==== Material shown ====

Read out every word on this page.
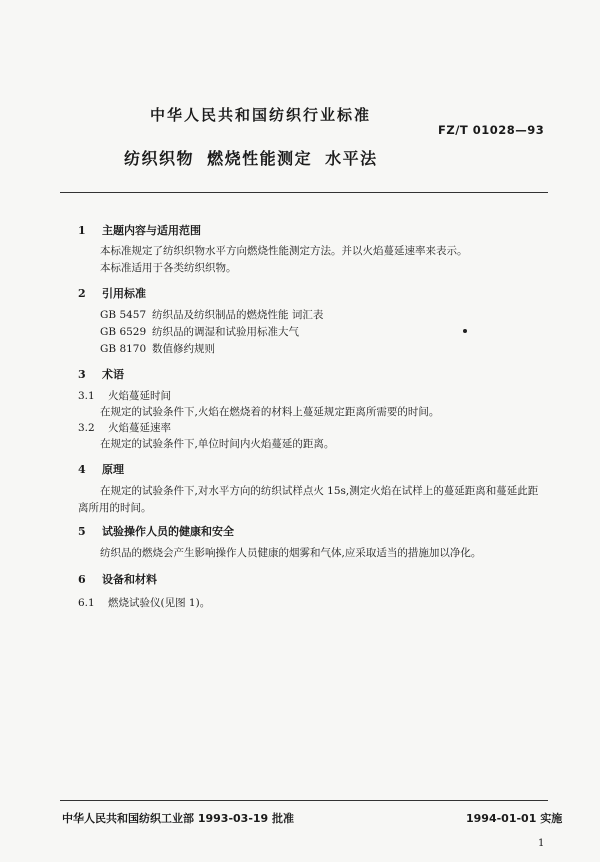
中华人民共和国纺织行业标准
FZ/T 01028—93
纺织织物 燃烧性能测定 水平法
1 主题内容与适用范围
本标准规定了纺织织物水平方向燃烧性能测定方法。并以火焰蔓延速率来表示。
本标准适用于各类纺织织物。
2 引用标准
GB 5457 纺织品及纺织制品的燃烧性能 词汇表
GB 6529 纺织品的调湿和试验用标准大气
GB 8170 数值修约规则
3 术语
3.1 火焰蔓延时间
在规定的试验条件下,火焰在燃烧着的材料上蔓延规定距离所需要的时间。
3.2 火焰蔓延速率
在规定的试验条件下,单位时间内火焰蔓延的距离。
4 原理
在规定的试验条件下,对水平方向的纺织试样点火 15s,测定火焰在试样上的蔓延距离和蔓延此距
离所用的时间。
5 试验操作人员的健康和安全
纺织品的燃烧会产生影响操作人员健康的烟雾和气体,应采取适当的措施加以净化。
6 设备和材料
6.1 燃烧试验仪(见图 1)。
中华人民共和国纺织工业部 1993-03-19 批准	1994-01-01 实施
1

====

> Stated goal
Go through the lines above. Select every one that has the string "在规定的试验条件下".

> Task answer
在规定的试验条件下,火焰在燃烧着的材料上蔓延规定距离所需要的时间。
在规定的试验条件下,单位时间内火焰蔓延的距离。
在规定的试验条件下,对水平方向的纺织试样点火 15s,测定火焰在试样上的蔓延距离和蔓延此距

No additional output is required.